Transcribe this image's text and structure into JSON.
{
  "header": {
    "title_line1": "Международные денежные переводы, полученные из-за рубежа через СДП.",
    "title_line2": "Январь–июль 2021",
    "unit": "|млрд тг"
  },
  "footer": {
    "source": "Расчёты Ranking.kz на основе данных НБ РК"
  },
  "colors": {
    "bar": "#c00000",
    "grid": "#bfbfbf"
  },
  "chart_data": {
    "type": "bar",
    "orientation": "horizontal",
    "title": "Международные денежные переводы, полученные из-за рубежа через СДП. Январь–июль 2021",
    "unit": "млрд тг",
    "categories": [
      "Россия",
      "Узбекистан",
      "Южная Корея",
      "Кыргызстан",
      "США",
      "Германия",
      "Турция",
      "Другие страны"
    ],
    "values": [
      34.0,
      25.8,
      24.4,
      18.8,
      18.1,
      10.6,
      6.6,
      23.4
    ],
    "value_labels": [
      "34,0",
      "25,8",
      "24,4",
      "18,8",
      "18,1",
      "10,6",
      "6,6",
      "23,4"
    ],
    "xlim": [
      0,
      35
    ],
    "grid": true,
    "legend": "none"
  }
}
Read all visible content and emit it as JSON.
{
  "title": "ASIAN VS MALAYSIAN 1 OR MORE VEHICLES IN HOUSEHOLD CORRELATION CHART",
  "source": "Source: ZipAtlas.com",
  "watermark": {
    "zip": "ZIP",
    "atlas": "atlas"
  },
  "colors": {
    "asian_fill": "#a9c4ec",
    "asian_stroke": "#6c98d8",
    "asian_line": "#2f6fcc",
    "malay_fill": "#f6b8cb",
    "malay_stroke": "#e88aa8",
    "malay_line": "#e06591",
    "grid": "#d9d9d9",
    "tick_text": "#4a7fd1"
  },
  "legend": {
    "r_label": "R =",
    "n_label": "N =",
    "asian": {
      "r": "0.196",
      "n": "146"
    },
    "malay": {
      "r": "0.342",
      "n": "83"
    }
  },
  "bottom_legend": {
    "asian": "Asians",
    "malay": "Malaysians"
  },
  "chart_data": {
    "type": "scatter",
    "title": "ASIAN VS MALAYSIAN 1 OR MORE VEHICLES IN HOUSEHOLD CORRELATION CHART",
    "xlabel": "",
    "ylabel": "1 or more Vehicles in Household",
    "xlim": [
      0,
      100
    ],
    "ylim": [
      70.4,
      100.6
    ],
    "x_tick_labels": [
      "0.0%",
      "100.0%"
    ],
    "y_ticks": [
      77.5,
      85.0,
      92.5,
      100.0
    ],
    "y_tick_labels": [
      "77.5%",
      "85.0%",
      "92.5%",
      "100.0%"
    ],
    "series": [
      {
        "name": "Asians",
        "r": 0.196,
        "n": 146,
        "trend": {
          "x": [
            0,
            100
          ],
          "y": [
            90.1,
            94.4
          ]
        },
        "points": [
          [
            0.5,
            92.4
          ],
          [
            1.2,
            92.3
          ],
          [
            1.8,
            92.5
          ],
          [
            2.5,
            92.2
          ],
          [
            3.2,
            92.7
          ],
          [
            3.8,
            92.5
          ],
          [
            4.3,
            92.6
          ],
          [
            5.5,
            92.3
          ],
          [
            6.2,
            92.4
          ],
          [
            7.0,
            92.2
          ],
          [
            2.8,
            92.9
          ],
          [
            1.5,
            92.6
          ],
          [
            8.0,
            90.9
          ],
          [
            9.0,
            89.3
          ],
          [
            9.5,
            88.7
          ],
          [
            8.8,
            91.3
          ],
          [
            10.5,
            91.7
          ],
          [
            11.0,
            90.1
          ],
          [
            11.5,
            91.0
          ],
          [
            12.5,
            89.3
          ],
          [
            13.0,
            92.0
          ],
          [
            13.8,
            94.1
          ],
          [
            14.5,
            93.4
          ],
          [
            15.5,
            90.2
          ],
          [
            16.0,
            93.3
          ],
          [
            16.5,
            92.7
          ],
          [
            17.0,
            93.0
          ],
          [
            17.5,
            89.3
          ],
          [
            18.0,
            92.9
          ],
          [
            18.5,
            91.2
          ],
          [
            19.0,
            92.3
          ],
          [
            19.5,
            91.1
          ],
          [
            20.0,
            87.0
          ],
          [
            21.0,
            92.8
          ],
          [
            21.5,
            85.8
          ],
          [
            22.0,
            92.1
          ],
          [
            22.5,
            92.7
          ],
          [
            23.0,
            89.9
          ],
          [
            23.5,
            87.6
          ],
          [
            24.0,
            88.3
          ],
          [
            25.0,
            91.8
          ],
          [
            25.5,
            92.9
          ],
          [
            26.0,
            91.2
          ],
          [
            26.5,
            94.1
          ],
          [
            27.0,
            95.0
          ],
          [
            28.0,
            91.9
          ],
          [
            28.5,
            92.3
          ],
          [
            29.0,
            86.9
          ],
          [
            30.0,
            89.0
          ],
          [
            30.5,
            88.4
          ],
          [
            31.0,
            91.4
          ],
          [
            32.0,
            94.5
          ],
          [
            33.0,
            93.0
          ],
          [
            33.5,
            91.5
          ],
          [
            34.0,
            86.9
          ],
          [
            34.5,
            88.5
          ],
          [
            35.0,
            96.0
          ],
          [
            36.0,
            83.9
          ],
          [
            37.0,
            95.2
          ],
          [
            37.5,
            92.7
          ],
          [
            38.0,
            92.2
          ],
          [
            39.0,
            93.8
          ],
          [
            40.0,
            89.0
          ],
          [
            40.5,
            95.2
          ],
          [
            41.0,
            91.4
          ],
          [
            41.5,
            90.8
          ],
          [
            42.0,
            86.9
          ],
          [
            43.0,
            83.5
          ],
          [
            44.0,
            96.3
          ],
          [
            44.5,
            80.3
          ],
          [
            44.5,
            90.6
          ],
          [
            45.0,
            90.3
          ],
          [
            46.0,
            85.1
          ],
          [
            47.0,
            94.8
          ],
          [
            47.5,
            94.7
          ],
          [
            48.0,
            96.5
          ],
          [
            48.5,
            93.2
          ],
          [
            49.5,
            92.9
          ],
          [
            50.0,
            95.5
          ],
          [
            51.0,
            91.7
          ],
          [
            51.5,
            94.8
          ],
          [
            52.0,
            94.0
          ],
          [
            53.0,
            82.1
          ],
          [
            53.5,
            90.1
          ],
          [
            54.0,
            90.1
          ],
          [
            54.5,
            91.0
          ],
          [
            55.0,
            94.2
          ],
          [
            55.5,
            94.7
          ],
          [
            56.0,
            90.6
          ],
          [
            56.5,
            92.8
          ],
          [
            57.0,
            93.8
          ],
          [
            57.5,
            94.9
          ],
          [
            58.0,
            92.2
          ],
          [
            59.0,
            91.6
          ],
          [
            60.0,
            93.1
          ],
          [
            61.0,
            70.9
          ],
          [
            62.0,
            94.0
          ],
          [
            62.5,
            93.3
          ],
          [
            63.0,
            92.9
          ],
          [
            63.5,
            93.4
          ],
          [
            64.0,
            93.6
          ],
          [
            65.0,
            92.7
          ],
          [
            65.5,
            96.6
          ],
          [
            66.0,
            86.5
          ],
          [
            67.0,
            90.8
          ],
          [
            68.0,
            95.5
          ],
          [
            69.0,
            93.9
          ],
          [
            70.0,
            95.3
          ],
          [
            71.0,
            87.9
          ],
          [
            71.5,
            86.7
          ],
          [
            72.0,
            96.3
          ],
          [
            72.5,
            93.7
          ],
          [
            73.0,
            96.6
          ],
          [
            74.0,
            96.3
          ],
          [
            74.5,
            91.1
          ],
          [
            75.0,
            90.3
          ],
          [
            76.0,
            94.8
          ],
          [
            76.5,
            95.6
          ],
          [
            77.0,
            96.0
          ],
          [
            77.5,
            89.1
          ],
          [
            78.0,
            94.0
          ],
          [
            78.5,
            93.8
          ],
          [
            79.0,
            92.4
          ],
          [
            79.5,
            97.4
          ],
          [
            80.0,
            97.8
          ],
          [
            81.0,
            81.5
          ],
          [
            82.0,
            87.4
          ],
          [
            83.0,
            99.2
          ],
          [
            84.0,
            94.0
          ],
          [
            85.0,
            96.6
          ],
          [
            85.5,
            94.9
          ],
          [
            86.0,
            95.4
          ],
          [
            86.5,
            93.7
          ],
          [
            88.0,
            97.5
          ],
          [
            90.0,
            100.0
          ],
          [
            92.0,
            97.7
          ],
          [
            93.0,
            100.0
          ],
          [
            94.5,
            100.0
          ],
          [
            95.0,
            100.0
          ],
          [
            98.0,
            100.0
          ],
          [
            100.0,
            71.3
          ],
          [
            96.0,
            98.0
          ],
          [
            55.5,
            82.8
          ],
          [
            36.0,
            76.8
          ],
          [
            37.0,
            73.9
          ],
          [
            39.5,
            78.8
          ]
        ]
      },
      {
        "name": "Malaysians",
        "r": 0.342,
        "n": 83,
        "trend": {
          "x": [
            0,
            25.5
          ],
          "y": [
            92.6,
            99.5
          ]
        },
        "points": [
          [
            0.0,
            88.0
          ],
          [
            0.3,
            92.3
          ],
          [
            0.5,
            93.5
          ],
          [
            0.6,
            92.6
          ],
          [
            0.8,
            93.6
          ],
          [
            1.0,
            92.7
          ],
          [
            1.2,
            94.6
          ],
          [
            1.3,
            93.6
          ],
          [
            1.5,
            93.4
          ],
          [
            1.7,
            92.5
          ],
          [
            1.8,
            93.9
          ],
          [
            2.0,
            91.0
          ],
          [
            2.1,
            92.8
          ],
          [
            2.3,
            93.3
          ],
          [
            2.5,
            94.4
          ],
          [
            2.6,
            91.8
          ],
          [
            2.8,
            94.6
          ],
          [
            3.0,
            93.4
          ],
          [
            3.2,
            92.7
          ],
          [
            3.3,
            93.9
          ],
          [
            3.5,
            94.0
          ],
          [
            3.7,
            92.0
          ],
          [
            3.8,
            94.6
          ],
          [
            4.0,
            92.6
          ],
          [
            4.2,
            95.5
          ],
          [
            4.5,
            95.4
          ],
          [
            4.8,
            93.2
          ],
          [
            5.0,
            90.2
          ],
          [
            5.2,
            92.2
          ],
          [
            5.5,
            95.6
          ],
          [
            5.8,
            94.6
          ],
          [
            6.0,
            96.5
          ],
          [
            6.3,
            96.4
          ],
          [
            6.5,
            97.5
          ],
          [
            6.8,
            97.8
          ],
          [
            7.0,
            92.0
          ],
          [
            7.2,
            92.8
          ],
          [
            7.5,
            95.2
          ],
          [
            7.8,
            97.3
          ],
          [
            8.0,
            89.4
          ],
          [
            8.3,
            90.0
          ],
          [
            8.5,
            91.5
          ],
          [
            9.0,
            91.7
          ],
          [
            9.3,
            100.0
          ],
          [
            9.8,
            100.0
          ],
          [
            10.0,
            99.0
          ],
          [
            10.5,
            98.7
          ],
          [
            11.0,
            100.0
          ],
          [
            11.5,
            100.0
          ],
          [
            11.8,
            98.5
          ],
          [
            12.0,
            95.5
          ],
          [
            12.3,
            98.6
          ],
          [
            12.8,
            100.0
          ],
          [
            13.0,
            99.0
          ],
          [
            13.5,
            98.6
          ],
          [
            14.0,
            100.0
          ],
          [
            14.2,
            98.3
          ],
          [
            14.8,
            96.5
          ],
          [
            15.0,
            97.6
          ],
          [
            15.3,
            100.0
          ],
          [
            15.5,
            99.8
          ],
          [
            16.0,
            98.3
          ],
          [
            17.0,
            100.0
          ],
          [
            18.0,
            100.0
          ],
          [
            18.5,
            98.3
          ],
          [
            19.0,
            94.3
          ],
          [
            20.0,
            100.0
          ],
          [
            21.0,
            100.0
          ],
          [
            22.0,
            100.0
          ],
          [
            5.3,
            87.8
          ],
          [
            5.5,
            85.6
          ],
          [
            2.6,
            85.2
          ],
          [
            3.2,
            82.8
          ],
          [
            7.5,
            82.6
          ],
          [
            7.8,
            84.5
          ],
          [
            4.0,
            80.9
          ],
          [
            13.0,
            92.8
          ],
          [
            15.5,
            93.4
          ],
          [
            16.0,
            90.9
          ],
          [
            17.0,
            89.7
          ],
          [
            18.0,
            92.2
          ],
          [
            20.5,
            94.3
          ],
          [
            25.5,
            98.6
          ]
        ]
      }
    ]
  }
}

:: EXERCISE INSTRUCTIONS ::
Search the data for the word "JSON" and copy each line where it appears.

:: OUTPUT FOR THIS EXERCISE ::
Transcribe this image's text and structure into JSON.
Read all visible content and emit it as JSON.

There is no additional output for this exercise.